Dataset items:
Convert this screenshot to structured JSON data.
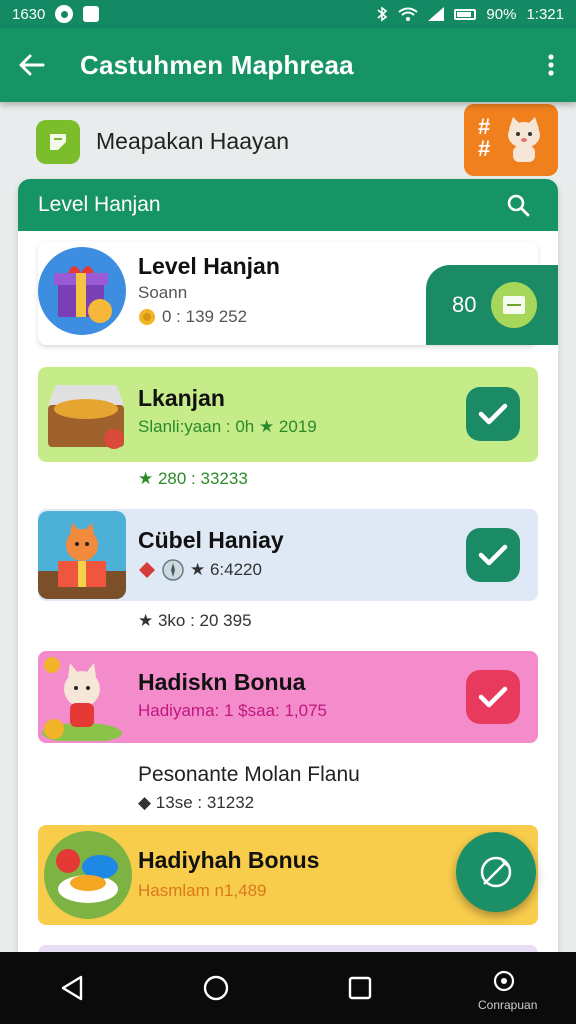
{
  "status_bar": {
    "time_left": "1630",
    "battery_text": "90%",
    "time_right": "1:321"
  },
  "app_bar": {
    "title": "Castuhmen Maphreaa"
  },
  "sub_header": {
    "title": "Meapakan Haayan"
  },
  "panel": {
    "title": "Level Hanjan"
  },
  "rows": [
    {
      "title": "Level Hanjan",
      "subtitle": "Soann",
      "detail": "0 : 139 252",
      "badge_value": "80",
      "color": "#ffffff"
    },
    {
      "title": "Lkanjan",
      "detail": "Slanli:yaan : 0h ★ 2019",
      "meta": "★ 280 : 33233",
      "color": "#c6ec8a",
      "status": "checked"
    },
    {
      "title": "Cübel Haniay",
      "detail": "★ 6:4220",
      "meta": "★ 3ko : 20 395",
      "color": "#dfe9f5",
      "status": "checked"
    },
    {
      "title": "Hadiskn Bonua",
      "detail": "Hadiyama: 1 $saa: 1,075",
      "color": "#f48ccb",
      "status": "checked"
    },
    {
      "title": "Pesonante Molan Flanu",
      "meta": "◆ 13se : 31232"
    },
    {
      "title": "Hadiyhah Bonus",
      "detail": "Hasmlam n1,489",
      "color": "#f9cd4c"
    }
  ],
  "nav": {
    "label": "Conrapuan"
  },
  "colors": {
    "primary": "#179466",
    "check_green": "#1a8b64",
    "check_red": "#e83a5c",
    "promo": "#f07f1e"
  }
}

Goal: Copy the listing exactly. Any image in it stays out of the copy.

Output below:
Convert this screenshot to structured JSON data.
{
  "status_bar": {
    "time_left": "1630",
    "battery_text": "90%",
    "time_right": "1:321"
  },
  "app_bar": {
    "title": "Castuhmen Maphreaa"
  },
  "sub_header": {
    "title": "Meapakan Haayan"
  },
  "panel": {
    "title": "Level Hanjan"
  },
  "rows": [
    {
      "title": "Level Hanjan",
      "subtitle": "Soann",
      "detail": "0 : 139 252",
      "badge_value": "80",
      "color": "#ffffff"
    },
    {
      "title": "Lkanjan",
      "detail": "Slanli:yaan : 0h ★ 2019",
      "meta": "★ 280 : 33233",
      "color": "#c6ec8a",
      "status": "checked"
    },
    {
      "title": "Cübel Haniay",
      "detail": "★ 6:4220",
      "meta": "★ 3ko : 20 395",
      "color": "#dfe9f5",
      "status": "checked"
    },
    {
      "title": "Hadiskn Bonua",
      "detail": "Hadiyama: 1 $saa: 1,075",
      "color": "#f48ccb",
      "status": "checked"
    },
    {
      "title": "Pesonante Molan Flanu",
      "meta": "◆ 13se : 31232"
    },
    {
      "title": "Hadiyhah Bonus",
      "detail": "Hasmlam n1,489",
      "color": "#f9cd4c"
    }
  ],
  "nav": {
    "label": "Conrapuan"
  },
  "colors": {
    "primary": "#179466",
    "check_green": "#1a8b64",
    "check_red": "#e83a5c",
    "promo": "#f07f1e"
  }
}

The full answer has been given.